▶ [Given problem]
Copy out the listing exactly.

▶ [Data]
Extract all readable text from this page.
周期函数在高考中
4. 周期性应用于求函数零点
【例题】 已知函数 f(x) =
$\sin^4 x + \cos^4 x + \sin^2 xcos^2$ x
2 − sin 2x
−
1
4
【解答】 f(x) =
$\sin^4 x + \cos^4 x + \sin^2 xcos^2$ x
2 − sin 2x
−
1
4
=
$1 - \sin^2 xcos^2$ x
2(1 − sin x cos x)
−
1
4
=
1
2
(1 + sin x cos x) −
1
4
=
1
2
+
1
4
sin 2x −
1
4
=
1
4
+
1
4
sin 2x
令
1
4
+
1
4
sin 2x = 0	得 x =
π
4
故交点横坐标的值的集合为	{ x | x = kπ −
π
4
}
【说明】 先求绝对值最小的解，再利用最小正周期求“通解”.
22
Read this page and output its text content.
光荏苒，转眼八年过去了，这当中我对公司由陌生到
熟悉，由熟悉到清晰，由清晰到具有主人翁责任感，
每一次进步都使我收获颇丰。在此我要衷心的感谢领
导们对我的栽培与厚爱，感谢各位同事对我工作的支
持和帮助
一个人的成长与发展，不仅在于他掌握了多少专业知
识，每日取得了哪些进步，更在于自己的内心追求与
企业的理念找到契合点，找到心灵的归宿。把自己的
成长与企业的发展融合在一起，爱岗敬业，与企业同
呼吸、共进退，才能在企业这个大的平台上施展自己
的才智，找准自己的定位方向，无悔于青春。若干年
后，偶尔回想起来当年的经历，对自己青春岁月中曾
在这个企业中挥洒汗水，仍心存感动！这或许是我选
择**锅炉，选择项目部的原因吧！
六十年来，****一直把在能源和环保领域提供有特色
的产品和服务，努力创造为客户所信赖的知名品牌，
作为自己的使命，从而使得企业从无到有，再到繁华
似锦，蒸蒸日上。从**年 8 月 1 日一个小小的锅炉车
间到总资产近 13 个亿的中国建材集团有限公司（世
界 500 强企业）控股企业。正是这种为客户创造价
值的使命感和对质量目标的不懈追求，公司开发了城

▶ [Solution for this problem]
Extract all readable text from this page.
周期函数在高考中
4. 周期性应用于求函数零点
【例题】 已知函数 f(x) =
$\sin^4 x + \cos^4 x + \sin^2 xcos^2$ x
2 − sin 2x
−
1
4
【解答】 f(x) =
$\sin^4 x + \cos^4 x + \sin^2 xcos^2$ x
2 − sin 2x
−
1
4
=
$1 - \sin^2 xcos^2$ x
2(1 − sin x cos x)
−
1
4
=
1
2
(1 + sin x cos x) −
1
4
=
1
2
+
1
4
sin 2x −
1
4
=
1
4
+
1
4
sin 2x
令
1
4
+
1
4
sin 2x = 0	得 x =
π
4
故交点横坐标的值的集合为	{ x | x = kπ −
π
4
}
【说明】 先求绝对值最小的解，再利用最小正周期求“通解”.
22
Read this page and output its text content.
光荏苒，转眼八年过去了，这当中我对公司由陌生到
熟悉，由熟悉到清晰，由清晰到具有主人翁责任感，
每一次进步都使我收获颇丰。在此我要衷心的感谢领
导们对我的栽培与厚爱，感谢各位同事对我工作的支
持和帮助
一个人的成长与发展，不仅在于他掌握了多少专业知
识，每日取得了哪些进步，更在于自己的内心追求与
企业的理念找到契合点，找到心灵的归宿。把自己的
成长与企业的发展融合在一起，爱岗敬业，与企业同
呼吸、共进退，才能在企业这个大的平台上施展自己
的才智，找准自己的定位方向，无悔于青春。若干年
后，偶尔回想起来当年的经历，对自己青春岁月中曾
在这个企业中挥洒汗水，仍心存感动！这或许是我选
择**锅炉，选择项目部的原因吧！
六十年来，****一直把在能源和环保领域提供有特色
的产品和服务，努力创造为客户所信赖的知名品牌，
作为自己的使命，从而使得企业从无到有，再到繁华
似锦，蒸蒸日上。从**年 8 月 1 日一个小小的锅炉车
间到总资产近 13 个亿的中国建材集团有限公司（世
界 500 强企业）控股企业。正是这种为客户创造价
值的使命感和对质量目标的不懈追求，公司开发了城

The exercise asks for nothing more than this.